■ **What this task involves**
Write every record out again exactly, and keep images out of it.

— Start of Given records —

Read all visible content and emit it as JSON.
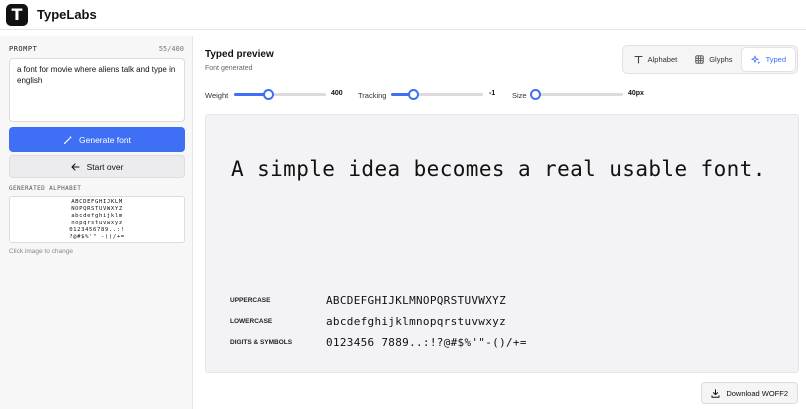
{
  "header": {
    "logo_letter": "T",
    "brand": "TypeLabs"
  },
  "sidebar": {
    "prompt_label": "PROMPT",
    "prompt_count": "55/400",
    "prompt_value": "a font for movie where aliens talk and type in english",
    "generate_label": "Generate font",
    "start_over_label": "Start over",
    "generated_alphabet_label": "GENERATED ALPHABET",
    "alphabet_lines": [
      "ABCDEFGHIJKLM",
      "NOPQRSTUVWXYZ",
      "abcdefghijklm",
      "nopqrstuvwxyz",
      "0123456789..:!",
      "?@#$%'\" -()/+="
    ],
    "click_hint": "Click image to change"
  },
  "main": {
    "title": "Typed preview",
    "subtitle": "Font generated",
    "tabs": [
      {
        "label": "Alphabet",
        "icon": "text-t-icon"
      },
      {
        "label": "Glyphs",
        "icon": "grid-icon"
      },
      {
        "label": "Typed",
        "icon": "sparkle-icon"
      }
    ],
    "active_tab": "Typed",
    "controls": {
      "weight": {
        "label": "Weight",
        "value": "400",
        "fraction": 0.38
      },
      "tracking": {
        "label": "Tracking",
        "value": "-1",
        "fraction": 0.24
      },
      "size": {
        "label": "Size",
        "value": "40px",
        "fraction": 0.0
      }
    },
    "sample_text": "A simple idea becomes a real usable font.",
    "rows": [
      {
        "label": "UPPERCASE",
        "text": "ABCDEFGHIJKLMNOPQRSTUVWXYZ"
      },
      {
        "label": "LOWERCASE",
        "text": "abcdefghijklmnopqrstuvwxyz"
      },
      {
        "label": "DIGITS & SYMBOLS",
        "text": "0123456 7889..:!?@#$%'\"-()/+="
      }
    ],
    "download_label": "Download WOFF2"
  },
  "colors": {
    "accent": "#3e6ff5",
    "dark": "#111111"
  }
}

— End of Given records —

■ **Output for this task**
Read all visible content and emit it as JSON.
{
  "header": {
    "logo_letter": "T",
    "brand": "TypeLabs"
  },
  "sidebar": {
    "prompt_label": "PROMPT",
    "prompt_count": "55/400",
    "prompt_value": "a font for movie where aliens talk and type in english",
    "generate_label": "Generate font",
    "start_over_label": "Start over",
    "generated_alphabet_label": "GENERATED ALPHABET",
    "alphabet_lines": [
      "ABCDEFGHIJKLM",
      "NOPQRSTUVWXYZ",
      "abcdefghijklm",
      "nopqrstuvwxyz",
      "0123456789..:!",
      "?@#$%'\" -()/+="
    ],
    "click_hint": "Click image to change"
  },
  "main": {
    "title": "Typed preview",
    "subtitle": "Font generated",
    "tabs": [
      {
        "label": "Alphabet",
        "icon": "text-t-icon"
      },
      {
        "label": "Glyphs",
        "icon": "grid-icon"
      },
      {
        "label": "Typed",
        "icon": "sparkle-icon"
      }
    ],
    "active_tab": "Typed",
    "controls": {
      "weight": {
        "label": "Weight",
        "value": "400",
        "fraction": 0.38
      },
      "tracking": {
        "label": "Tracking",
        "value": "-1",
        "fraction": 0.24
      },
      "size": {
        "label": "Size",
        "value": "40px",
        "fraction": 0.0
      }
    },
    "sample_text": "A simple idea becomes a real usable font.",
    "rows": [
      {
        "label": "UPPERCASE",
        "text": "ABCDEFGHIJKLMNOPQRSTUVWXYZ"
      },
      {
        "label": "LOWERCASE",
        "text": "abcdefghijklmnopqrstuvwxyz"
      },
      {
        "label": "DIGITS & SYMBOLS",
        "text": "0123456 7889..:!?@#$%'\"-()/+="
      }
    ],
    "download_label": "Download WOFF2"
  },
  "colors": {
    "accent": "#3e6ff5",
    "dark": "#111111"
  }
}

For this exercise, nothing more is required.